▶ _Objective_:
Return verbatim the rows below, from the line containing "tablet-screenshot: Βόλτες στην" through the line containing "info-row-cost: € ΚΟΣΤΟΣ", both lines included.

— Start Information supplied —

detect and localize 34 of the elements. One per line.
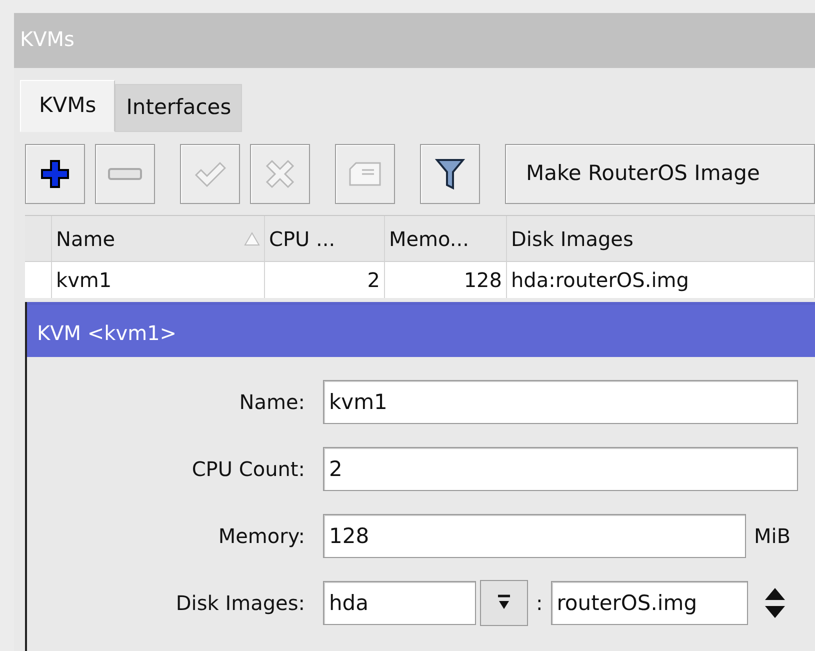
tab[interactable]: Interfaces bbox=[115, 84, 242, 132]
field-label: Name: bbox=[238, 389, 305, 416]
minus-icon bbox=[108, 167, 142, 181]
unit-label: MiB bbox=[754, 523, 791, 550]
make-image-button[interactable]: Make RouterOS Image bbox=[505, 144, 815, 204]
text-field[interactable]: 128 bbox=[323, 514, 746, 558]
device-field[interactable]: hda bbox=[323, 581, 476, 625]
filter-icon bbox=[435, 157, 465, 191]
column-label: CPU ... bbox=[269, 226, 336, 252]
dropdown-button[interactable] bbox=[480, 580, 528, 626]
field-label: Disk Images: bbox=[174, 590, 305, 617]
window-title: KVMs bbox=[14, 13, 815, 68]
up-down-arrows-icon[interactable] bbox=[764, 586, 786, 620]
cross-icon bbox=[265, 159, 295, 189]
text-field[interactable]: kvm1 bbox=[323, 380, 798, 424]
column-label: Memo... bbox=[389, 226, 469, 252]
column-label: Name bbox=[56, 226, 116, 252]
column-label: Disk Images bbox=[511, 226, 634, 252]
plus-icon bbox=[40, 159, 70, 189]
tab[interactable]: KVMs bbox=[20, 80, 116, 132]
text-field[interactable]: 2 bbox=[323, 447, 798, 491]
field-label: CPU Count: bbox=[190, 456, 305, 483]
separator-label: : bbox=[536, 590, 543, 617]
check-icon bbox=[194, 160, 226, 188]
table-cell: 2 bbox=[265, 262, 385, 298]
filter-button[interactable] bbox=[420, 144, 480, 204]
table-cell: kvm1 bbox=[52, 262, 265, 298]
dialog-title: KVM <kvm1> bbox=[27, 302, 815, 357]
note-icon bbox=[348, 161, 382, 187]
image-field[interactable]: routerOS.img bbox=[550, 581, 748, 625]
table-cell: hda:routerOS.img bbox=[507, 262, 815, 298]
field-label: Memory: bbox=[217, 523, 305, 550]
table-cell: 128 bbox=[385, 262, 507, 298]
add-button[interactable] bbox=[25, 144, 85, 204]
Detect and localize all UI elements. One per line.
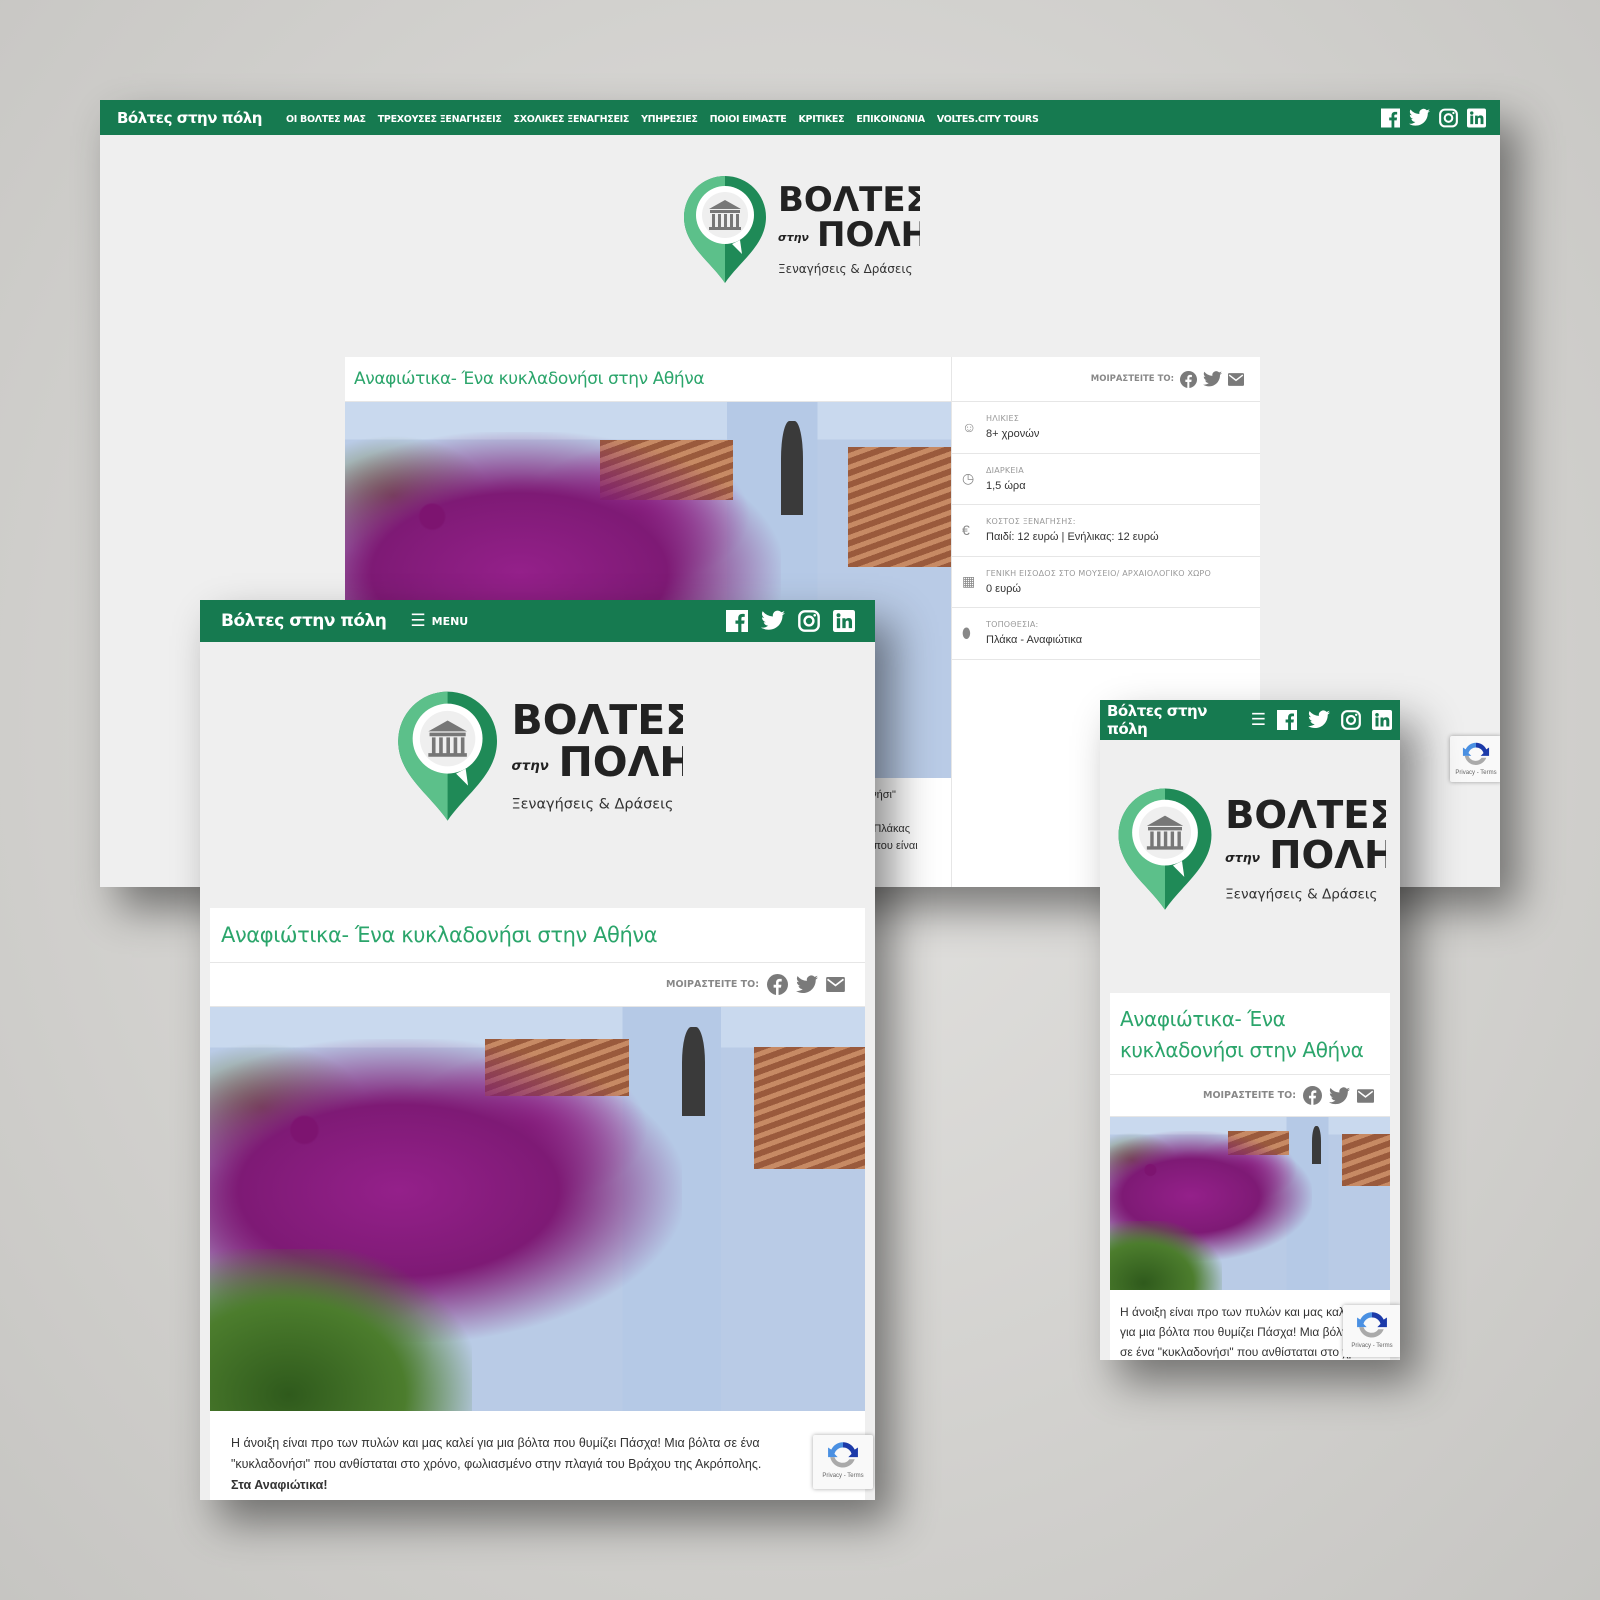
tablet-screenshot: Βόλτες στην πόλη ☰ MENU ΒΟΛΤΕΣ στην ΠΟΛΗ … [200,600,875,1500]
article-card: Αναφιώτικα- Ένα κυκλαδονήσι στην Αθήνα Μ… [210,908,865,1500]
recaptcha-badge[interactable]: Privacy - Terms [813,1435,873,1489]
top-navbar: Βόλτες στην πόλη ΟΙ ΒΟΛΤΕΣ ΜΑΣ ΤΡΕΧΟΥΣΕΣ … [100,100,1500,135]
nav-item-current-tours[interactable]: ΤΡΕΧΟΥΣΕΣ ΞΕΝΑΓΗΣΕΙΣ [378,114,502,125]
instagram-icon[interactable] [798,610,820,632]
article-title: Αναφιώτικα- Ένα κυκλαδονήσι στην Αθήνα [1110,993,1390,1075]
info-row-duration: ◷ ΔΙΑΡΚΕΙΑ 1,5 ώρα [952,454,1260,505]
share-email-icon[interactable] [826,977,845,992]
brand-link[interactable]: Βόλτες στην πόλη [221,611,387,631]
social-links [726,610,855,632]
ticket-icon: ▦ [962,573,976,590]
article-photo [1110,1117,1390,1290]
nav-item-school-tours[interactable]: ΣΧΟΛΙΚΕΣ ΞΕΝΑΓΗΣΕΙΣ [514,114,630,125]
brand-link[interactable]: Βόλτες στην πόλη [117,109,262,127]
twitter-icon[interactable] [1409,108,1430,126]
logo-text-line2: ΠΟΛΗ [817,215,920,255]
share-label: ΜΟΙΡΑΣΤΕΙΤΕ ΤΟ: [1090,374,1174,384]
linkedin-icon[interactable] [1372,710,1392,730]
share-bar: ΜΟΙΡΑΣΤΕΙΤΕ ΤΟ: [1110,1075,1390,1117]
social-links [1381,108,1486,127]
recaptcha-icon [1462,740,1490,768]
facebook-icon[interactable] [1381,108,1400,127]
clock-icon: ◷ [962,470,975,487]
share-label: ΜΟΙΡΑΣΤΕΙΤΕ ΤΟ: [665,979,759,990]
instagram-icon[interactable] [1439,108,1458,127]
instagram-icon[interactable] [1341,710,1361,730]
top-navbar: Βόλτες στην πόλη ☰ MENU [200,600,875,642]
hamburger-icon: ☰ [410,611,426,631]
share-twitter-icon[interactable] [1203,371,1222,387]
article-title: Αναφιώτικα- Ένα κυκλαδονήσι στην Αθήνα [345,357,951,402]
site-logo[interactable]: ΒΟΛΤΕΣ στην ΠΟΛΗ Ξεναγήσεις & Δράσεις [680,173,920,285]
logo-text-small: στην [778,231,809,244]
info-row-cost: € ΚΟΣΤΟΣ ΞΕΝΑΓΗΣΗΣ: Παιδί: 12 ευρώ | Ενήλι… [952,505,1260,557]
linkedin-icon[interactable] [1467,108,1486,127]
nav-item-reviews[interactable]: ΚΡΙΤΙΚΕΣ [798,114,844,125]
share-email-icon[interactable] [1357,1089,1374,1103]
logo-text-line1: ΒΟΛΤΕΣ [778,180,920,220]
social-links: ☰ [1251,710,1392,730]
logo-text-small: στην [511,759,548,774]
share-facebook-icon[interactable] [767,974,788,995]
child-face-icon: ☺ [962,419,977,436]
linkedin-icon[interactable] [833,610,855,632]
share-label: ΜΟΙΡΑΣΤΕΙΤΕ ΤΟ: [1202,1090,1296,1101]
nav-item-about[interactable]: ΠΟΙΟΙ ΕΙΜΑΣΤΕ [710,114,787,125]
logo-text-line2: ΠΟΛΗ [1269,833,1386,878]
main-menu: ΟΙ ΒΟΛΤΕΣ ΜΑΣ ΤΡΕΧΟΥΣΕΣ ΞΕΝΑΓΗΣΕΙΣ ΣΧΟΛΙΚΕ… [286,109,1051,127]
logo-tagline: Ξεναγήσεις & Δράσεις [1225,886,1377,902]
logo-text-line1: ΒΟΛΤΕΣ [1225,793,1386,838]
info-row-ages: ☺ ΗΛΙΚΙΕΣ 8+ χρονών [952,402,1260,454]
recaptcha-badge[interactable]: Privacy - Terms [1343,1305,1400,1357]
menu-button[interactable]: ☰ MENU [410,611,468,631]
twitter-icon[interactable] [761,610,785,631]
euro-icon: € [962,522,970,539]
share-bar: ΜΟΙΡΑΣΤΕΙΤΕ ΤΟ: [952,357,1260,402]
location-pin-icon: ⬮ [962,624,971,641]
logo-text-line1: ΒΟΛΤΕΣ [511,696,683,744]
recaptcha-icon [1356,1309,1388,1341]
info-row-location: ⬮ ΤΟΠΟΘΕΣΙΑ: Πλάκα - Αναφιώτικα [952,608,1260,660]
share-facebook-icon[interactable] [1180,371,1197,388]
brand-link[interactable]: Βόλτες στην πόλη [1107,702,1207,738]
share-twitter-icon[interactable] [796,975,818,994]
recaptcha-icon [827,1439,859,1471]
mobile-screenshot: Βόλτες στην πόλη ☰ ΒΟΛΤΕΣ στην ΠΟΛΗ Ξεναγ… [1100,700,1400,1360]
twitter-icon[interactable] [1308,710,1330,729]
article-body: Η άνοιξη είναι προ των πυλών και μας καλ… [231,1436,762,1492]
facebook-icon[interactable] [726,610,748,632]
share-email-icon[interactable] [1228,373,1244,386]
facebook-icon[interactable] [1277,710,1297,730]
recaptcha-badge[interactable]: Privacy - Terms [1450,736,1500,782]
share-facebook-icon[interactable] [1303,1086,1322,1105]
logo-tagline: Ξεναγήσεις & Δράσεις [511,797,673,813]
site-logo[interactable]: ΒΟΛΤΕΣ στην ΠΟΛΗ Ξεναγήσεις & Δράσεις [393,688,683,823]
article-title: Αναφιώτικα- Ένα κυκλαδονήσι στην Αθήνα [210,908,865,963]
share-twitter-icon[interactable] [1329,1087,1350,1105]
info-row-entrance: ▦ ΓΕΝΙΚΗ ΕΙΣΟΔΟΣ ΣΤΟ ΜΟΥΣΕΙΟ/ ΑΡΧΑΙΟΛΟΓΙΚ… [952,557,1260,608]
nav-item-services[interactable]: ΥΠΗΡΕΣΙΕΣ [641,114,698,125]
nav-item-city-tours[interactable]: VOLTES.CITY TOURS [937,114,1039,125]
logo-text-small: στην [1225,850,1261,865]
share-bar: ΜΟΙΡΑΣΤΕΙΤΕ ΤΟ: [210,963,865,1007]
top-navbar: Βόλτες στην πόλη ☰ [1100,700,1400,740]
article-photo [210,1007,865,1411]
logo-text-line2: ΠΟΛΗ [558,738,683,786]
logo-tagline: Ξεναγήσεις & Δράσεις [778,262,913,276]
site-logo[interactable]: ΒΟΛΤΕΣ στην ΠΟΛΗ Ξεναγήσεις & Δράσεις [1114,785,1386,912]
nav-item-contact[interactable]: ΕΠΙΚΟΙΝΩΝΙΑ [856,114,925,125]
tour-info-panel: ΜΟΙΡΑΣΤΕΙΤΕ ΤΟ: ☺ ΗΛΙΚΙΕΣ 8+ χρονών ◷ ΔΙΑΡΚ… [952,357,1260,660]
hamburger-icon[interactable]: ☰ [1251,710,1266,730]
nav-item-voltes[interactable]: ΟΙ ΒΟΛΤΕΣ ΜΑΣ [286,114,366,125]
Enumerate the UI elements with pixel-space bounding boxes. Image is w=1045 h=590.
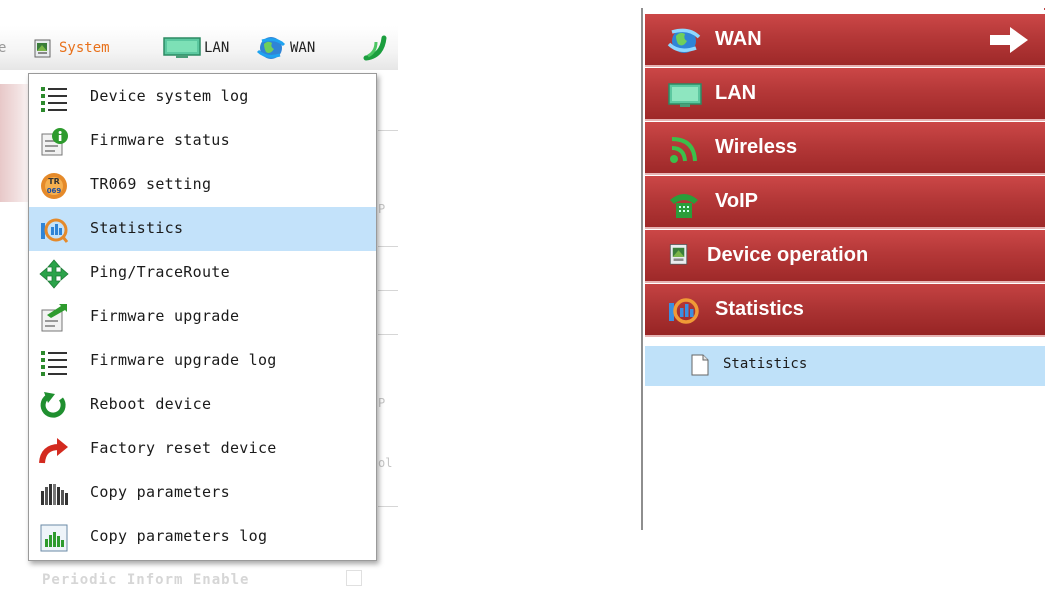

— End Information supplied —

▶ _The output_:
tablet-screenshot: Βόλτες στην πόλη ☰ MENU ΒΟΛΤΕΣ στην ΠΟΛΗ … [200,600,875,1500]
article-card: Αναφιώτικα- Ένα κυκλαδονήσι στην Αθήνα Μ… [210,908,865,1500]
recaptcha-badge[interactable]: Privacy - Terms [813,1435,873,1489]
top-navbar: Βόλτες στην πόλη ΟΙ ΒΟΛΤΕΣ ΜΑΣ ΤΡΕΧΟΥΣΕΣ … [100,100,1500,135]
nav-item-current-tours[interactable]: ΤΡΕΧΟΥΣΕΣ ΞΕΝΑΓΗΣΕΙΣ [378,114,502,125]
instagram-icon[interactable] [798,610,820,632]
article-title: Αναφιώτικα- Ένα κυκλαδονήσι στην Αθήνα [1110,993,1390,1075]
info-row-duration: ◷ ΔΙΑΡΚΕΙΑ 1,5 ώρα [952,454,1260,505]
share-email-icon[interactable] [826,977,845,992]
brand-link[interactable]: Βόλτες στην πόλη [221,611,387,631]
social-links [726,610,855,632]
ticket-icon: ▦ [962,573,976,590]
article-photo [1110,1117,1390,1290]
nav-item-school-tours[interactable]: ΣΧΟΛΙΚΕΣ ΞΕΝΑΓΗΣΕΙΣ [514,114,630,125]
brand-link[interactable]: Βόλτες στην πόλη [117,109,262,127]
twitter-icon[interactable] [1409,108,1430,126]
logo-text-line2: ΠΟΛΗ [817,215,920,255]
share-label: ΜΟΙΡΑΣΤΕΙΤΕ ΤΟ: [1090,374,1174,384]
linkedin-icon[interactable] [1372,710,1392,730]
share-bar: ΜΟΙΡΑΣΤΕΙΤΕ ΤΟ: [1110,1075,1390,1117]
social-links [1381,108,1486,127]
recaptcha-icon [1462,740,1490,768]
facebook-icon[interactable] [1381,108,1400,127]
clock-icon: ◷ [962,470,975,487]
share-label: ΜΟΙΡΑΣΤΕΙΤΕ ΤΟ: [665,979,759,990]
instagram-icon[interactable] [1439,108,1458,127]
instagram-icon[interactable] [1341,710,1361,730]
top-navbar: Βόλτες στην πόλη ☰ MENU [200,600,875,642]
hamburger-icon: ☰ [410,611,426,631]
share-twitter-icon[interactable] [1203,371,1222,387]
article-title: Αναφιώτικα- Ένα κυκλαδονήσι στην Αθήνα [345,357,951,402]
site-logo[interactable]: ΒΟΛΤΕΣ στην ΠΟΛΗ Ξεναγήσεις & Δράσεις [680,173,920,285]
logo-text-small: στην [778,231,809,244]
info-row-cost: € ΚΟΣΤΟΣ ΞΕΝΑΓΗΣΗΣ: Παιδί: 12 ευρώ | Ενήλι… [952,505,1260,557]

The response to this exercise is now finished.